Report every line in the listing below where the string "büyük" shows up.

___ Data supplied ___

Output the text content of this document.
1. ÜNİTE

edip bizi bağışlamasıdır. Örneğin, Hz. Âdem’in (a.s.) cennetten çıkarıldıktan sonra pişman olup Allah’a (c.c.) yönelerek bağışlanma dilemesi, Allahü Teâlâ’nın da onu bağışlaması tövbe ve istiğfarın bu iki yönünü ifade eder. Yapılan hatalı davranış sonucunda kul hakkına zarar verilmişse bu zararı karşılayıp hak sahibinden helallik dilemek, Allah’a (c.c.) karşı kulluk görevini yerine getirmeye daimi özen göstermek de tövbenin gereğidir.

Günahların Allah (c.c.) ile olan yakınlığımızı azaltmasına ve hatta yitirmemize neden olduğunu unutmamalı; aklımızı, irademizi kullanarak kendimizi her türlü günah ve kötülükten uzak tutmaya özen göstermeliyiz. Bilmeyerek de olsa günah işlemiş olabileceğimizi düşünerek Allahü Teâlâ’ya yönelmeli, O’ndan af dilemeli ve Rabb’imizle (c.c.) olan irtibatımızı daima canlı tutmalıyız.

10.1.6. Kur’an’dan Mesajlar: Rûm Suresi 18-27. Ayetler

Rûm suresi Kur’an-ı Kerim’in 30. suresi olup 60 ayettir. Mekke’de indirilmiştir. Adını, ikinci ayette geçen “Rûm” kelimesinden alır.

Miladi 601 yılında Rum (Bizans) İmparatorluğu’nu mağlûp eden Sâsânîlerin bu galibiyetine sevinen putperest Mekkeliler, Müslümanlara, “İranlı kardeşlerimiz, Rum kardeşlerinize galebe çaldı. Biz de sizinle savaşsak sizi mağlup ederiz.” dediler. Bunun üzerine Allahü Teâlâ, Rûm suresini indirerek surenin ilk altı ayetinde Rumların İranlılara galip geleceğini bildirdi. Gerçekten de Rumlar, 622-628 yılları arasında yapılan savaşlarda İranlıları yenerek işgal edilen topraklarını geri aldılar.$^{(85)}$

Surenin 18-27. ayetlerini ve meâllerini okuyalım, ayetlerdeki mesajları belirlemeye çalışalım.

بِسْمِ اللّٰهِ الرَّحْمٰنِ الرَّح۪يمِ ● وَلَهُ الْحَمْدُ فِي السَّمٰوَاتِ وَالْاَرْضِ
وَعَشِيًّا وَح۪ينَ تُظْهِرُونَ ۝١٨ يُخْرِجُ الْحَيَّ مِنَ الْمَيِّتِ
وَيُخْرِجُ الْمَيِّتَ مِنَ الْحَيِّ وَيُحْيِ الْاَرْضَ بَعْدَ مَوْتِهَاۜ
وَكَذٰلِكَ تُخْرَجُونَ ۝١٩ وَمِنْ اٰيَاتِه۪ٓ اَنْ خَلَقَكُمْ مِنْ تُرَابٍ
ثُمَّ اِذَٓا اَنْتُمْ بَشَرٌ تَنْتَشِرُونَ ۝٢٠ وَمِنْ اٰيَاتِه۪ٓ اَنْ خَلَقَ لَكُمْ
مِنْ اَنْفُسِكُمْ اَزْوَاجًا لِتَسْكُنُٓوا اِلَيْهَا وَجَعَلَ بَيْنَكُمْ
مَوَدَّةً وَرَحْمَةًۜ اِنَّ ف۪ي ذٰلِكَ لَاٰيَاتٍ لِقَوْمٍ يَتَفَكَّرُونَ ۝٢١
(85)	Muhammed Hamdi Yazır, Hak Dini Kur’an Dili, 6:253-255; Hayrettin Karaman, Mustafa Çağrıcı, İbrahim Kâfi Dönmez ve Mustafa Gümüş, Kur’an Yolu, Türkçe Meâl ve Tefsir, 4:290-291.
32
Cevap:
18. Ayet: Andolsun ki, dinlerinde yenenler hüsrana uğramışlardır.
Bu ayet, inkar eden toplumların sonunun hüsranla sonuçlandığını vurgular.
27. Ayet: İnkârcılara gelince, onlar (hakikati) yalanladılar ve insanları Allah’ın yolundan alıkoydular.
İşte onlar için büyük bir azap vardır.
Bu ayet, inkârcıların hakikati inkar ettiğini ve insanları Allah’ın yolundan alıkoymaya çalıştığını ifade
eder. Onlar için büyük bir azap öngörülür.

___

§ **Exercise solution**
İşte onlar için büyük bir azap vardır.
eder. Onlar için büyük bir azap öngörülür.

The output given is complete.